◆ **TO BE DONE**
Copy everything in the data below exactly except the pictures.

* * * * *

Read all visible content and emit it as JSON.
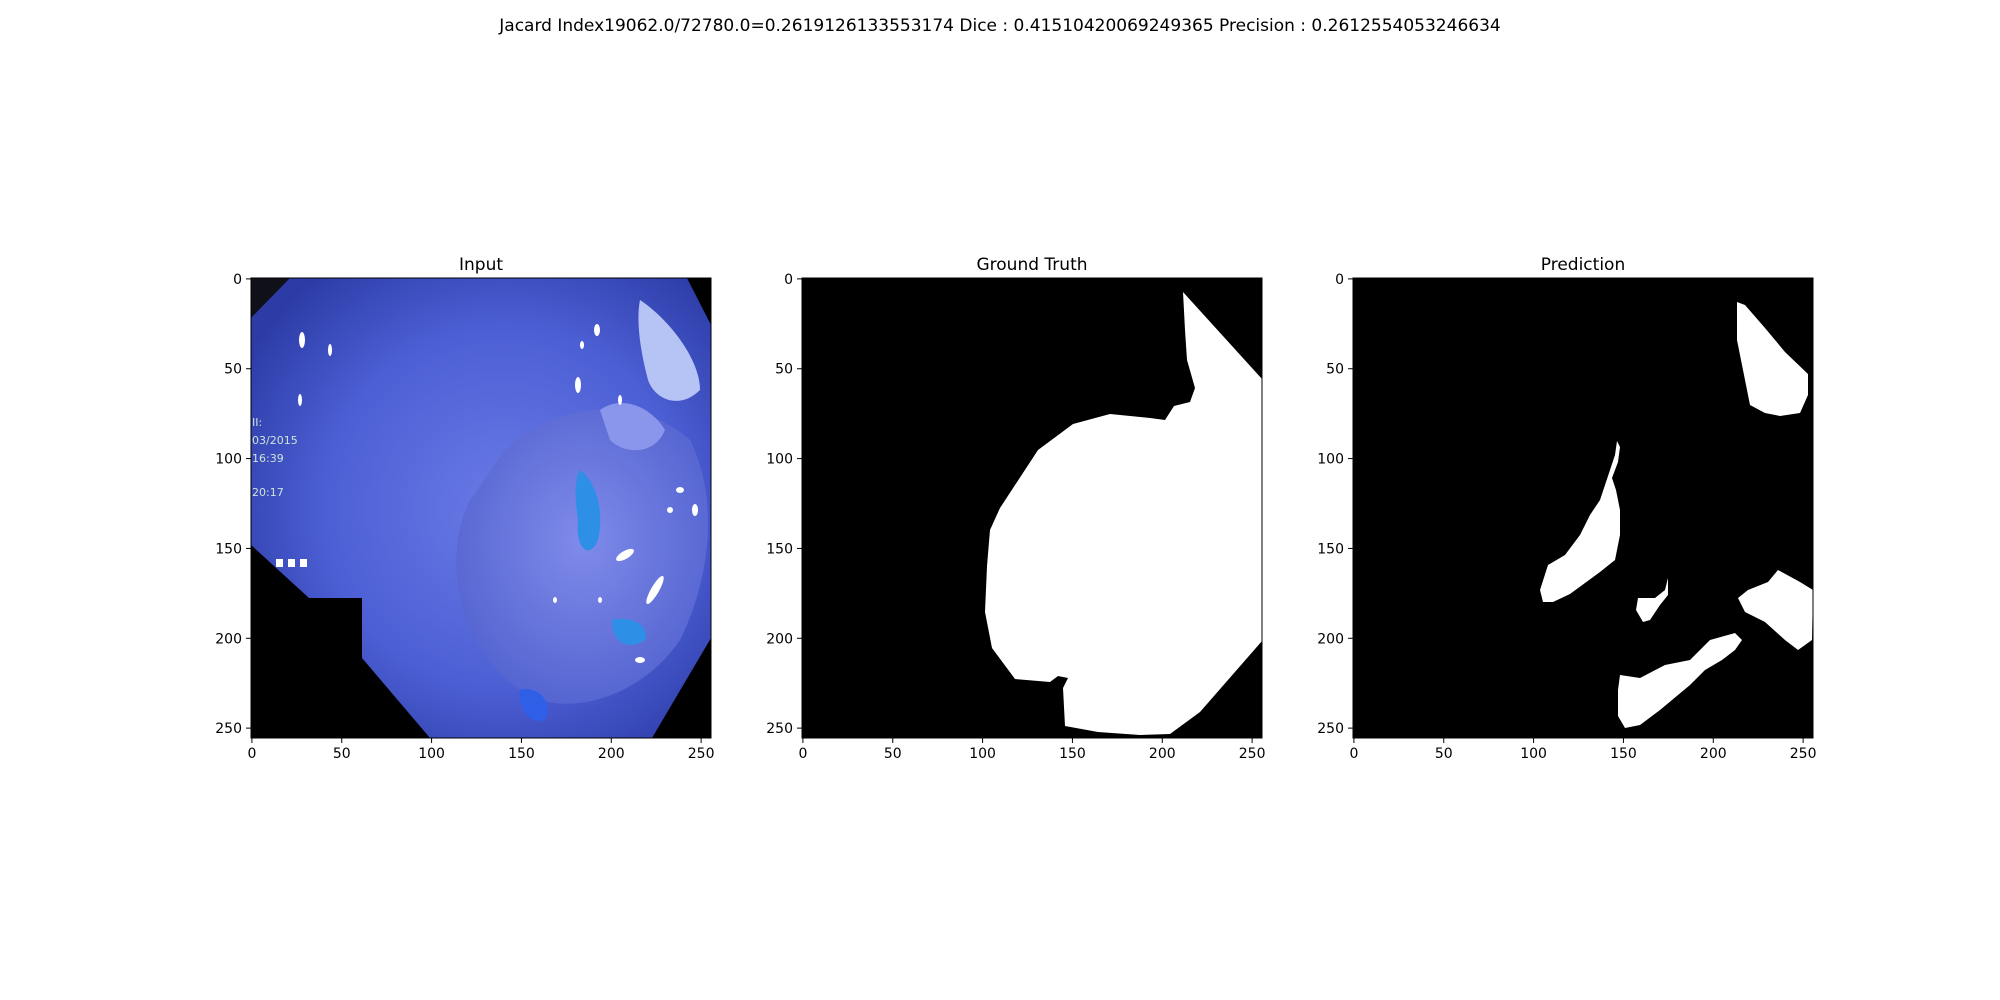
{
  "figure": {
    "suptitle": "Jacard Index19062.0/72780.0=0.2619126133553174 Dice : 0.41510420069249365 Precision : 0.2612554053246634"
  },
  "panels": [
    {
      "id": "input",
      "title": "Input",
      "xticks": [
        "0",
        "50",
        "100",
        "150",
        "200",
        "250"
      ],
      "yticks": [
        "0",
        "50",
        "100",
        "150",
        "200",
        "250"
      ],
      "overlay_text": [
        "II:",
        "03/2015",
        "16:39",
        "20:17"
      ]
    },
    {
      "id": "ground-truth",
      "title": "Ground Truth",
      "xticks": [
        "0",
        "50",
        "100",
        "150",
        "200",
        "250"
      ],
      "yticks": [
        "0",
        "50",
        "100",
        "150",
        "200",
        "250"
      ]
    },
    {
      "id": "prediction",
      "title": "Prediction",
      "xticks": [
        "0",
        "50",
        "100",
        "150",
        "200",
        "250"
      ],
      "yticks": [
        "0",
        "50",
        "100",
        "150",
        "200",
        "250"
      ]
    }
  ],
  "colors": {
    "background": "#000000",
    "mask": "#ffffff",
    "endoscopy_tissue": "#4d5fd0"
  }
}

* * * * *

◆ **PROBLEM SOLUTION**
Read all visible content and emit it as JSON.
{
  "figure": {
    "suptitle": "Jacard Index19062.0/72780.0=0.2619126133553174 Dice : 0.41510420069249365 Precision : 0.2612554053246634"
  },
  "panels": [
    {
      "id": "input",
      "title": "Input",
      "xticks": [
        "0",
        "50",
        "100",
        "150",
        "200",
        "250"
      ],
      "yticks": [
        "0",
        "50",
        "100",
        "150",
        "200",
        "250"
      ],
      "overlay_text": [
        "II:",
        "03/2015",
        "16:39",
        "20:17"
      ]
    },
    {
      "id": "ground-truth",
      "title": "Ground Truth",
      "xticks": [
        "0",
        "50",
        "100",
        "150",
        "200",
        "250"
      ],
      "yticks": [
        "0",
        "50",
        "100",
        "150",
        "200",
        "250"
      ]
    },
    {
      "id": "prediction",
      "title": "Prediction",
      "xticks": [
        "0",
        "50",
        "100",
        "150",
        "200",
        "250"
      ],
      "yticks": [
        "0",
        "50",
        "100",
        "150",
        "200",
        "250"
      ]
    }
  ],
  "colors": {
    "background": "#000000",
    "mask": "#ffffff",
    "endoscopy_tissue": "#4d5fd0"
  }
}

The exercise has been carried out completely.